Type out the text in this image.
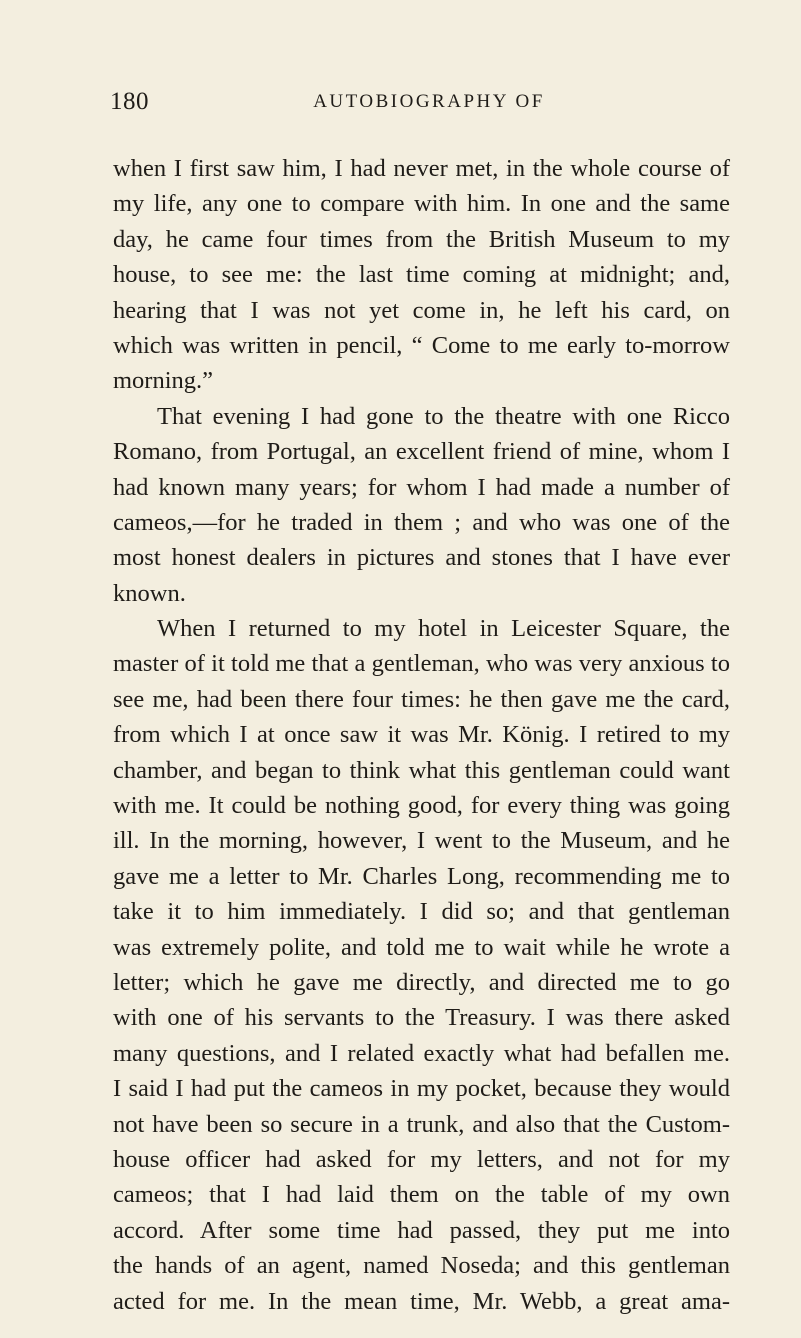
180	AUTOBIOGRAPHY OF
when I first saw him, I had never met, in the whole course of
my life, any one to compare with him. In one and the same
day, he came four times from the British Museum to my
house, to see me: the last time coming at midnight; and,
hearing that I was not yet come in, he left his card, on
which was written in pencil, “ Come to me early to-morrow
morning.”
That evening I had gone to the theatre with one Ricco
Romano, from Portugal, an excellent friend of mine, whom I
had known many years; for whom I had made a number of
cameos,—for he traded in them ; and who was one of the
most honest dealers in pictures and stones that I have ever
known.
When I returned to my hotel in Leicester Square, the
master of it told me that a gentleman, who was very anxious to
see me, had been there four times: he then gave me the card,
from which I at once saw it was Mr. König. I retired to my
chamber, and began to think what this gentleman could want
with me. It could be nothing good, for every thing was going
ill. In the morning, however, I went to the Museum, and he
gave me a letter to Mr. Charles Long, recommending me to
take it to him immediately. I did so; and that gentleman
was extremely polite, and told me to wait while he wrote a
letter; which he gave me directly, and directed me to go
with one of his servants to the Treasury. I was there asked
many questions, and I related exactly what had befallen me.
I said I had put the cameos in my pocket, because they would
not have been so secure in a trunk, and also that the Custom-
house officer had asked for my letters, and not for my
cameos; that I had laid them on the table of my own
accord. After some time had passed, they put me into
the hands of an agent, named Noseda; and this gentleman
acted for me. In the mean time, Mr. Webb, a great ama-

**To do**
Repeat the preceding records precisely, and leave every picture out of the copy.

**Response for this exercise**
Type out the text in this image.
180	AUTOBIOGRAPHY OF
when I first saw him, I had never met, in the whole course of
my life, any one to compare with him. In one and the same
day, he came four times from the British Museum to my
house, to see me: the last time coming at midnight; and,
hearing that I was not yet come in, he left his card, on
which was written in pencil, “ Come to me early to-morrow
morning.”
That evening I had gone to the theatre with one Ricco
Romano, from Portugal, an excellent friend of mine, whom I
had known many years; for whom I had made a number of
cameos,—for he traded in them ; and who was one of the
most honest dealers in pictures and stones that I have ever
known.
When I returned to my hotel in Leicester Square, the
master of it told me that a gentleman, who was very anxious to
see me, had been there four times: he then gave me the card,
from which I at once saw it was Mr. König. I retired to my
chamber, and began to think what this gentleman could want
with me. It could be nothing good, for every thing was going
ill. In the morning, however, I went to the Museum, and he
gave me a letter to Mr. Charles Long, recommending me to
take it to him immediately. I did so; and that gentleman
was extremely polite, and told me to wait while he wrote a
letter; which he gave me directly, and directed me to go
with one of his servants to the Treasury. I was there asked
many questions, and I related exactly what had befallen me.
I said I had put the cameos in my pocket, because they would
not have been so secure in a trunk, and also that the Custom-
house officer had asked for my letters, and not for my
cameos; that I had laid them on the table of my own
accord. After some time had passed, they put me into
the hands of an agent, named Noseda; and this gentleman
acted for me. In the mean time, Mr. Webb, a great ama-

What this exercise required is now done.